### Texto de leitura
#####

A falta deste tipo de regulação é motivo de preocupação para famílias de pacientes, que segundo ela, “estão desenvolvendo uma ciência e que acreditam que o melhor caminho é esse, ter acesso rápido e amplo à medicina da cannabis.”
Ela explica que o autocultivo e a produção doméstica dos óleos quando aliada à cursos e capacitações permite a produção de uma composição individualizada para cada paciente. “É o tratamento integral individualizado, é muito importante quando a gente fala de teste genético de canabinoides para que a pessoa possa encontrar uma planta ideal, uma medicina viva, de farmácia viva, mais saudável é muito importante”, diz ela que também possui autorização para o cultivo doméstico.
Já Cidinha também defende a medida. “A minha primeira opção foi pensar em cultivar, porque o autocultivo é uma forma de acesso democrático”, diz. “O que a gente quer é que se tenha o cultivo nacional e o autocultivo, que cada um possa ter o direito de cultivar o seu remédio no quintal de casa.”

#####

### Enunciado da tarefa 1
Duplique o trecho do texto sobre o autocultivo de cannabis que vai de "Ela explica que" até "o cultivo doméstico.".
### Enunciado da tarefa 2
Responda com base no texto sobre o autocultivo de cannabis:
(a) O que o autocultivo e a produção doméstica dos óleos permitem quando aliados a cursos e capacitações?
(b) Como Cidinha define o autocultivo?
(c) Segundo Cidinha, onde cada um deveria ter o direito de cultivar o seu remédio?

(Registros extraídos)
#####

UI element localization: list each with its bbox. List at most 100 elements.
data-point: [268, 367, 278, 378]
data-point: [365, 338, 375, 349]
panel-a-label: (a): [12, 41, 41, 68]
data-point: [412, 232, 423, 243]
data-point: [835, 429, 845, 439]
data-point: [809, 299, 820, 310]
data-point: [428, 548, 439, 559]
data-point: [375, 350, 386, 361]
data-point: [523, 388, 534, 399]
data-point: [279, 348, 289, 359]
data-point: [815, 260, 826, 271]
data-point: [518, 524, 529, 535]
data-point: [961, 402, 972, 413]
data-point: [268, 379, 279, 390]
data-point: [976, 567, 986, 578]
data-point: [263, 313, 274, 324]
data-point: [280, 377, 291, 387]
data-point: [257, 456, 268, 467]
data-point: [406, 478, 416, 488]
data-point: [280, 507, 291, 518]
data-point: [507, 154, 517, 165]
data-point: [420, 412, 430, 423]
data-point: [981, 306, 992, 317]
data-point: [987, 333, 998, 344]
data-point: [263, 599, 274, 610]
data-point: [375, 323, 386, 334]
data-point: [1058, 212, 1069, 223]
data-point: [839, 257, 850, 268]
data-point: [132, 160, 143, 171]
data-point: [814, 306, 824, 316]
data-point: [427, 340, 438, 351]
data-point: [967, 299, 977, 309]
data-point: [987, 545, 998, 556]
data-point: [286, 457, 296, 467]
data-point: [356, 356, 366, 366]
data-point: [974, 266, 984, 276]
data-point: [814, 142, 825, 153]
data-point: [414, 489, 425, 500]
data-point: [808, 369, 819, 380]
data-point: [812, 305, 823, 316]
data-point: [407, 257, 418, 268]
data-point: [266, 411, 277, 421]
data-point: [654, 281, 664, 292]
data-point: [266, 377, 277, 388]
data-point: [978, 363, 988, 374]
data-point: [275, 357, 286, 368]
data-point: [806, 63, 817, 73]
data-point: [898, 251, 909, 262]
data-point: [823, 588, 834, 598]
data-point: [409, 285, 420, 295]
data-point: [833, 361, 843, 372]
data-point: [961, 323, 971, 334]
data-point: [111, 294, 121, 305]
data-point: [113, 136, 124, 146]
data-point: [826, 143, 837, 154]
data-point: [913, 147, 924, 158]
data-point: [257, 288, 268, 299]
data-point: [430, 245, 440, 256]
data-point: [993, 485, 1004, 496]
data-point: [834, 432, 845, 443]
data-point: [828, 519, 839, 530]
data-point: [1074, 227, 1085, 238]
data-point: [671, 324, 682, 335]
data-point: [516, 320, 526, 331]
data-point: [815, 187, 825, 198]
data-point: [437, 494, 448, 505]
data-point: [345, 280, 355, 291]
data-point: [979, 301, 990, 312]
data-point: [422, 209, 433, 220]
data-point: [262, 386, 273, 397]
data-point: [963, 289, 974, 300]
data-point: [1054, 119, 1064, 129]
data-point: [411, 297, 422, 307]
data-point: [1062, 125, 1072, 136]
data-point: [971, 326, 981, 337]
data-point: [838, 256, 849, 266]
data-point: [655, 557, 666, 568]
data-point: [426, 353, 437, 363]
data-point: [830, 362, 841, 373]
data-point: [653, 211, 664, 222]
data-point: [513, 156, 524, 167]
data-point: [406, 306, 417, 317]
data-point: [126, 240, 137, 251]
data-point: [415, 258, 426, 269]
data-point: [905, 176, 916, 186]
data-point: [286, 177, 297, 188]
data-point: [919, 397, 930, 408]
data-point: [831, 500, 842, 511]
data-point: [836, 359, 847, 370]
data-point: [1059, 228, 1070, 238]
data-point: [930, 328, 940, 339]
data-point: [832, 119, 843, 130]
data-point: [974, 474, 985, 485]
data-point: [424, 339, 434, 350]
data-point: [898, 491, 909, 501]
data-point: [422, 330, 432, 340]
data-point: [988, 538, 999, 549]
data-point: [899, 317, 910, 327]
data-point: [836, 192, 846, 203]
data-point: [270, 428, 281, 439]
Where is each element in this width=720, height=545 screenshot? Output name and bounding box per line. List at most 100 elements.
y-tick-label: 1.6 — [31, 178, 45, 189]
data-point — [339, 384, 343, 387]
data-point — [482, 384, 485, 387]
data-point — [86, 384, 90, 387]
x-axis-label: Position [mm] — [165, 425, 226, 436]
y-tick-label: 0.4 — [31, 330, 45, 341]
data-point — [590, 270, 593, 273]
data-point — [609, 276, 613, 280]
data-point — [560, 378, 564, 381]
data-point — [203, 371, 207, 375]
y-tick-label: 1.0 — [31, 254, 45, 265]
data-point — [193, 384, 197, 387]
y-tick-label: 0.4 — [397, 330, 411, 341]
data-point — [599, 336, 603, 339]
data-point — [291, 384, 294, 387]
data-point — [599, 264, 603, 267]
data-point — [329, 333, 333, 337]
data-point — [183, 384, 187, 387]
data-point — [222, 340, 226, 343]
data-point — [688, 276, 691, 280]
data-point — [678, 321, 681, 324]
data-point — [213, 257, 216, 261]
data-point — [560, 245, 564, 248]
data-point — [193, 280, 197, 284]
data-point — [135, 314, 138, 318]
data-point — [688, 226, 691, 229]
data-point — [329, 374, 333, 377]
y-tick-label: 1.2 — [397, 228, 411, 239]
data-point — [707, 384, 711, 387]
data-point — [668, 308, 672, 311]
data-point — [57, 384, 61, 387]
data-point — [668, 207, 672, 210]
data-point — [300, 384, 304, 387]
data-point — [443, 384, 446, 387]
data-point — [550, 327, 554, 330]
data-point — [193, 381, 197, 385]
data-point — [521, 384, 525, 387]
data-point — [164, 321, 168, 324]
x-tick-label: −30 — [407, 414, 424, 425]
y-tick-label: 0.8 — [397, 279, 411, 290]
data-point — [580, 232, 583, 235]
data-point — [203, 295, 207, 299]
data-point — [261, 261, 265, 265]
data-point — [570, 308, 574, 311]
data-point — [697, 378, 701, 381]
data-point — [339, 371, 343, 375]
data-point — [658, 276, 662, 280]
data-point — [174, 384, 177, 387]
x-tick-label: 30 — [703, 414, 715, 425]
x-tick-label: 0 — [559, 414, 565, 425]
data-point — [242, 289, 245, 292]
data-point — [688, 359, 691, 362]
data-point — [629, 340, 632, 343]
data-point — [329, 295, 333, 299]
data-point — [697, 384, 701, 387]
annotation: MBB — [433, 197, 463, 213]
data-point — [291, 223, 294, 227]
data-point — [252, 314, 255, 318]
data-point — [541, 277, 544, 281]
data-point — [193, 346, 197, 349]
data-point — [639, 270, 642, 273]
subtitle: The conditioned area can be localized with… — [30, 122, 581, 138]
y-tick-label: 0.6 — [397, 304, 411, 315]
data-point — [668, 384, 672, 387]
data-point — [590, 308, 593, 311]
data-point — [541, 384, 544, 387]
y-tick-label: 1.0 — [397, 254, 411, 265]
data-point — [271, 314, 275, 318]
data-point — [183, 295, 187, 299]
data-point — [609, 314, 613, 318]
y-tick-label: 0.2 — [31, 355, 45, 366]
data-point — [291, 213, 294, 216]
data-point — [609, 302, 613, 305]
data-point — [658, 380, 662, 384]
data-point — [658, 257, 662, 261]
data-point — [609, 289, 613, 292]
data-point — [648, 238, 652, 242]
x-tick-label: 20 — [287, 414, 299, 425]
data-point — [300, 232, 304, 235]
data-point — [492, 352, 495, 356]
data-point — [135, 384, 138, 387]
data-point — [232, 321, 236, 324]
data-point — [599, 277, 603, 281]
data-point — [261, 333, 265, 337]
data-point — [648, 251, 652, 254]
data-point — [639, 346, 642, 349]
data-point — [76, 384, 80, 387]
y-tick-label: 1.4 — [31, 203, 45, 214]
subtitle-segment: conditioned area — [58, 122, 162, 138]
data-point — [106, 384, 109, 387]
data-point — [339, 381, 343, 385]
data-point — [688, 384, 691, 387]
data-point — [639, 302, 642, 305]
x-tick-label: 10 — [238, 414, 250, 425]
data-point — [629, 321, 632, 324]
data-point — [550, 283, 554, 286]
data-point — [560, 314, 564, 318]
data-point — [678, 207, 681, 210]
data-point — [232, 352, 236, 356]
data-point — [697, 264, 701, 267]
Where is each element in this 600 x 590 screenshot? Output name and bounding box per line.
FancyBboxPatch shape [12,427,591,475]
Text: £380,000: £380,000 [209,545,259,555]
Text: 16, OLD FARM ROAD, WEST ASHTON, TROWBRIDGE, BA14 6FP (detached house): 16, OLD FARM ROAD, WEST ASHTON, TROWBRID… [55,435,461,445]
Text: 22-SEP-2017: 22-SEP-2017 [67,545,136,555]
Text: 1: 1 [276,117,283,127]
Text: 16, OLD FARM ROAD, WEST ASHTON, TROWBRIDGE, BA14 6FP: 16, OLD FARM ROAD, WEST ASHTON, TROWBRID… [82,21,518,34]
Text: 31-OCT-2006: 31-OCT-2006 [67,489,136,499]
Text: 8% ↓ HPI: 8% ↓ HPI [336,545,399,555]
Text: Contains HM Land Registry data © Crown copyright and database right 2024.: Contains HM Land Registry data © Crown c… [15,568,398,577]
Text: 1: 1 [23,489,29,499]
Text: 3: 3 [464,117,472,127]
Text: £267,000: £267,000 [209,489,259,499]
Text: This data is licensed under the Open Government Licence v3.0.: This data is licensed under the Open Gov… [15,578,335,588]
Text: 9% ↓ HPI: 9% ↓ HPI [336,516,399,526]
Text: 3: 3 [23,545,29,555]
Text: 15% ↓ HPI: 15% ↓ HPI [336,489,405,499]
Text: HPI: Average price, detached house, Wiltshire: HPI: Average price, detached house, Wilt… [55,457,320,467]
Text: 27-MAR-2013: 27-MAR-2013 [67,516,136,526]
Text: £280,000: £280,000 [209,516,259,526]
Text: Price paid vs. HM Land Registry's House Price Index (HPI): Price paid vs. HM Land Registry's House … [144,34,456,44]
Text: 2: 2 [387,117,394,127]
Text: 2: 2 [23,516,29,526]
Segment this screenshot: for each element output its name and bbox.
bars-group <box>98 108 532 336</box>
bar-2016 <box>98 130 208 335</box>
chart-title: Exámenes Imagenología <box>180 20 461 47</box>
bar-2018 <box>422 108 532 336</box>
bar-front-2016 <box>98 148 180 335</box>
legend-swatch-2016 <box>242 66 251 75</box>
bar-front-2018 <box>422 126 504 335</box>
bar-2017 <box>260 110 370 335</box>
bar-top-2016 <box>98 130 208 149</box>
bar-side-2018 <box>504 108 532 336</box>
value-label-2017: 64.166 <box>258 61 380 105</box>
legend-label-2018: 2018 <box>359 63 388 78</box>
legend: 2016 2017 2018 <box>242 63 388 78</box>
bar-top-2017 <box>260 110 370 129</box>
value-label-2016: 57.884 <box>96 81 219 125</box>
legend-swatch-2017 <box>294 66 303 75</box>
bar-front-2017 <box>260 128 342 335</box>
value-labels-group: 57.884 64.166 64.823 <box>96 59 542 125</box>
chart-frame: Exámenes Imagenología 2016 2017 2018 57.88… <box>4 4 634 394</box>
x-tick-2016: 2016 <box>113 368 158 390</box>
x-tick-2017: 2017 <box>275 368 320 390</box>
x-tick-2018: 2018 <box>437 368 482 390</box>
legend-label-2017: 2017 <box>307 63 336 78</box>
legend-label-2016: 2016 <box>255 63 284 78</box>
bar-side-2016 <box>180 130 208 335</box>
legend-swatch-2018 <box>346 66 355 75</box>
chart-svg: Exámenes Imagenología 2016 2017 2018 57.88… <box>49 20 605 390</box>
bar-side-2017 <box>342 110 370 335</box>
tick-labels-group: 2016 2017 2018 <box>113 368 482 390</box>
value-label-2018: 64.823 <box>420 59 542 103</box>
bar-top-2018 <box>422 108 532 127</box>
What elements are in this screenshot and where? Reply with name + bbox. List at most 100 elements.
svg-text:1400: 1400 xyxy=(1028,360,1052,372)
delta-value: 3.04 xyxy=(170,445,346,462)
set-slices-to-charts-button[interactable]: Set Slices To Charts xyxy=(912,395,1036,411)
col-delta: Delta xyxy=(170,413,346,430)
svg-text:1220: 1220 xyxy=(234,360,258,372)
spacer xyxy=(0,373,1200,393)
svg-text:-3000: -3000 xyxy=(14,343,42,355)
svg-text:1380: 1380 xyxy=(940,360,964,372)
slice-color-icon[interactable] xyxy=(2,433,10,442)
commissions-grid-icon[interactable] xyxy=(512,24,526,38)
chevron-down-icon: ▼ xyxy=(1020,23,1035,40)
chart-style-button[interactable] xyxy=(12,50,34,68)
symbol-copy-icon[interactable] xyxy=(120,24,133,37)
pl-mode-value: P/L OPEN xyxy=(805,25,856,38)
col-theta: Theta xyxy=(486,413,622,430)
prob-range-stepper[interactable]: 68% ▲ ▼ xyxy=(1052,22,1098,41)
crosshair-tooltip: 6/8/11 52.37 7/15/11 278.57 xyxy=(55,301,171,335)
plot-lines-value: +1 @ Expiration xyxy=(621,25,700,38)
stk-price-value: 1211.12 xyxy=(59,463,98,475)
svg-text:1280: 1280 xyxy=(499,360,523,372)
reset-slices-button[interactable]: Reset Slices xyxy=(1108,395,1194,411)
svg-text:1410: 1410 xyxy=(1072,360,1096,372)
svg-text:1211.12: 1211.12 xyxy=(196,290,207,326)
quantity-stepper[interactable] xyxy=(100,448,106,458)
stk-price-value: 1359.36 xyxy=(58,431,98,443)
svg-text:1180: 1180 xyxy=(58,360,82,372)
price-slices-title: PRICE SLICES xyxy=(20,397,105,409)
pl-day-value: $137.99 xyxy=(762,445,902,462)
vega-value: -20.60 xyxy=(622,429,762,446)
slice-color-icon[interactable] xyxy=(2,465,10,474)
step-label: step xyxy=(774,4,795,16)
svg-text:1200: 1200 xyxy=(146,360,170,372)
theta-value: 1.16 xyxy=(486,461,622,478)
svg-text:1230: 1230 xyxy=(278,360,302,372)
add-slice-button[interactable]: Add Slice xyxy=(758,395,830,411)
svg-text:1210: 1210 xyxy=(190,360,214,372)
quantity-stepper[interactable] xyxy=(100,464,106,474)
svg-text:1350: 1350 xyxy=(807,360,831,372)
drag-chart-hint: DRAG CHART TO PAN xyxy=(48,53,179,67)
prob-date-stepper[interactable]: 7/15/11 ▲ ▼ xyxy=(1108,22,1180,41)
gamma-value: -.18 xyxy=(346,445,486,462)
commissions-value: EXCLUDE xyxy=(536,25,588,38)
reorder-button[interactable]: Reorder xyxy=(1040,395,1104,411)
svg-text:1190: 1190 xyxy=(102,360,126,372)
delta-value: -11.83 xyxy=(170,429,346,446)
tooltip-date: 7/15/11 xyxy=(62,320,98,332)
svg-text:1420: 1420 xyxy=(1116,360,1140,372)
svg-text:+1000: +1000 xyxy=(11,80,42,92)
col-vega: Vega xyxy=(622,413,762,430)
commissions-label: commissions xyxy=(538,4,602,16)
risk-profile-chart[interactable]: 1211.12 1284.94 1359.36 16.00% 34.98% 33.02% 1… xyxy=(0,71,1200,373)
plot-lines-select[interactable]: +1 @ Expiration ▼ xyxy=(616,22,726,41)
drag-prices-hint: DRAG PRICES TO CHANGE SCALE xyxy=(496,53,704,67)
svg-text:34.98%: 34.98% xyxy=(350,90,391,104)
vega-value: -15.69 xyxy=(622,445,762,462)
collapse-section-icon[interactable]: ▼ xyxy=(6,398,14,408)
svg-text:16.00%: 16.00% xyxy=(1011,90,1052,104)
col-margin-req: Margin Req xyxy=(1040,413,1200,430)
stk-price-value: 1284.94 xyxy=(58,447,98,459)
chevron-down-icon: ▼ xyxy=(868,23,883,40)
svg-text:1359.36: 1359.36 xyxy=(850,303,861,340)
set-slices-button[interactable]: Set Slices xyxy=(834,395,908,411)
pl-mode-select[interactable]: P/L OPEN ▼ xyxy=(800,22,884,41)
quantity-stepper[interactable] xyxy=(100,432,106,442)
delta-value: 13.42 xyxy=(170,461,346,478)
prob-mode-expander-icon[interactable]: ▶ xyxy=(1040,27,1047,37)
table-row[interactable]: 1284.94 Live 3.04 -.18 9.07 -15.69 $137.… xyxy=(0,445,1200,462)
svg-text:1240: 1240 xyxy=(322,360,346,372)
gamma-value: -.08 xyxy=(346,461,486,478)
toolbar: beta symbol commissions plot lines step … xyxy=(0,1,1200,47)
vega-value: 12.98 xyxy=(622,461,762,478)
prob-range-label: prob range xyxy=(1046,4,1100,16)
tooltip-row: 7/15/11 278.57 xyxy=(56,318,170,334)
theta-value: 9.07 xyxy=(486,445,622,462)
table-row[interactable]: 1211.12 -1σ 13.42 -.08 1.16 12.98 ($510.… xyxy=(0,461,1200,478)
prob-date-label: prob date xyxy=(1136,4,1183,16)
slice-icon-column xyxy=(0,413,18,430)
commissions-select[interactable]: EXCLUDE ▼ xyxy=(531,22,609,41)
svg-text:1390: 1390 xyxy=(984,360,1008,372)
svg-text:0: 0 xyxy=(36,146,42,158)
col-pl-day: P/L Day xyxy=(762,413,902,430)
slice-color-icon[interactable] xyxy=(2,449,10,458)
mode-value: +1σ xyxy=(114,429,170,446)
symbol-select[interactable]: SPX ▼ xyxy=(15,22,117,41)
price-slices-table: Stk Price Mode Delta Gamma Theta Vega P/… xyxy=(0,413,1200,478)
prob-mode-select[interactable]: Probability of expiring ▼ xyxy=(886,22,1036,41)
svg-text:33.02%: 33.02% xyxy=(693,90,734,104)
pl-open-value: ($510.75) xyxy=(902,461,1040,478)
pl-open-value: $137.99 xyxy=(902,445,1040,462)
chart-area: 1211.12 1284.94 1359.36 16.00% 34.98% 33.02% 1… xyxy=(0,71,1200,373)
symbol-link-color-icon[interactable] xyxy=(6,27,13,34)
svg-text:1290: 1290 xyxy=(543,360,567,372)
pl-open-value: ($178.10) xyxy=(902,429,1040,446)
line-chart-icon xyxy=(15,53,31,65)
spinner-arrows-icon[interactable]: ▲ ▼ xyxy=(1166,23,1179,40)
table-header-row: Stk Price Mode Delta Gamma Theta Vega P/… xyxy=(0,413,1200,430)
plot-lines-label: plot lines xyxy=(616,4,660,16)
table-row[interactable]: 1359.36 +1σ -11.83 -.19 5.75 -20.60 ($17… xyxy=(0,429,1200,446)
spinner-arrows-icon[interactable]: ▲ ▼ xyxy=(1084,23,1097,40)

#####

### Resposta da tarefa 1
Ela explica que o autocultivo e a produção doméstica dos óleos quando aliada à cursos e capacitações permite a produção de uma composição individualizada para cada paciente. “É o tratamento integral individualizado, é muito importante quando a gente fala de teste genético de canabinoides para que a pessoa possa encontrar uma planta ideal, uma medicina viva, de farmácia viva, mais saudável é muito importante”, diz ela que também possui autorização para o cultivo doméstico.

### Resposta da tarefa 2
(a) A produção de uma composição individualizada para cada paciente.
(b) Como uma forma de acesso democrático.
(c) No quintal de casa.